*THE EXERCISE*. List each line in which the string "text" appears.

(Data entries)
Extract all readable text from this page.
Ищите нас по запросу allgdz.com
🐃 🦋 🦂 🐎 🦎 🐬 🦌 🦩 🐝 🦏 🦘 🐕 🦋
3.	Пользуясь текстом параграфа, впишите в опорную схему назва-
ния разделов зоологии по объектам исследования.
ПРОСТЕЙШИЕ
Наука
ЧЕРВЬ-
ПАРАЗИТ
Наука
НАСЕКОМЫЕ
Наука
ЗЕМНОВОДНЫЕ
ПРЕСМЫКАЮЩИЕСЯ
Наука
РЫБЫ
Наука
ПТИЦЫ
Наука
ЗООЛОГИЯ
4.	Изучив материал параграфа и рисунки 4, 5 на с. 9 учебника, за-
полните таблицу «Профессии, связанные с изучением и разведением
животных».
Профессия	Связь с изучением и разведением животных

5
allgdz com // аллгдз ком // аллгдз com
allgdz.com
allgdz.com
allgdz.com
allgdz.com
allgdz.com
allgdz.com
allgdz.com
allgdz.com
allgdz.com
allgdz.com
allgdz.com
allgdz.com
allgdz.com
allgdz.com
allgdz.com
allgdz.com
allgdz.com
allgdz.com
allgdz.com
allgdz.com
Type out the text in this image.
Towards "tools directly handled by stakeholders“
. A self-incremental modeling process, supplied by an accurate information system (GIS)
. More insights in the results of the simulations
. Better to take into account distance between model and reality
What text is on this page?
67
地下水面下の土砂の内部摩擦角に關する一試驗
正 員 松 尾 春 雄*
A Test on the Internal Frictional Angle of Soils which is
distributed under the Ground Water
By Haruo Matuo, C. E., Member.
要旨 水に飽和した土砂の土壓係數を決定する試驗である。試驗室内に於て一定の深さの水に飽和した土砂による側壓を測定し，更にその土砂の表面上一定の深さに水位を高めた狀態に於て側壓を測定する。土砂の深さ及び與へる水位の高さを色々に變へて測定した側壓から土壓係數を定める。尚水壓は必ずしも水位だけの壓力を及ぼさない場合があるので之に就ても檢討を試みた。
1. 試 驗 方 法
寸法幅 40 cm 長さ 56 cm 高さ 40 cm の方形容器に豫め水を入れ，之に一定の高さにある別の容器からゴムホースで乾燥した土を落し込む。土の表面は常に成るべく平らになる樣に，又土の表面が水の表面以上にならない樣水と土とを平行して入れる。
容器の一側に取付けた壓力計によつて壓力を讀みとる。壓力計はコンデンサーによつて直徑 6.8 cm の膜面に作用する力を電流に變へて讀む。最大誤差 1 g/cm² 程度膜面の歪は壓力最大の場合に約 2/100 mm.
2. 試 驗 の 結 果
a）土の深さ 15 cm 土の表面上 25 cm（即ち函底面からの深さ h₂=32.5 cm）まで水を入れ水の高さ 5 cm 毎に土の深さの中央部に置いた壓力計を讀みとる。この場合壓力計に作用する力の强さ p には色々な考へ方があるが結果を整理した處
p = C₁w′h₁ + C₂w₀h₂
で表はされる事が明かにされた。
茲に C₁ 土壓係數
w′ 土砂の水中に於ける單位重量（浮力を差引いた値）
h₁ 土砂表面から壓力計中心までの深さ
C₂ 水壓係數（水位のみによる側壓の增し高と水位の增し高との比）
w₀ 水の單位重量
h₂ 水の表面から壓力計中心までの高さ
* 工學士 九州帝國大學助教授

*THE ANSWER*.
Extract all readable text from this page.
Type out the text in this image.
What text is on this page?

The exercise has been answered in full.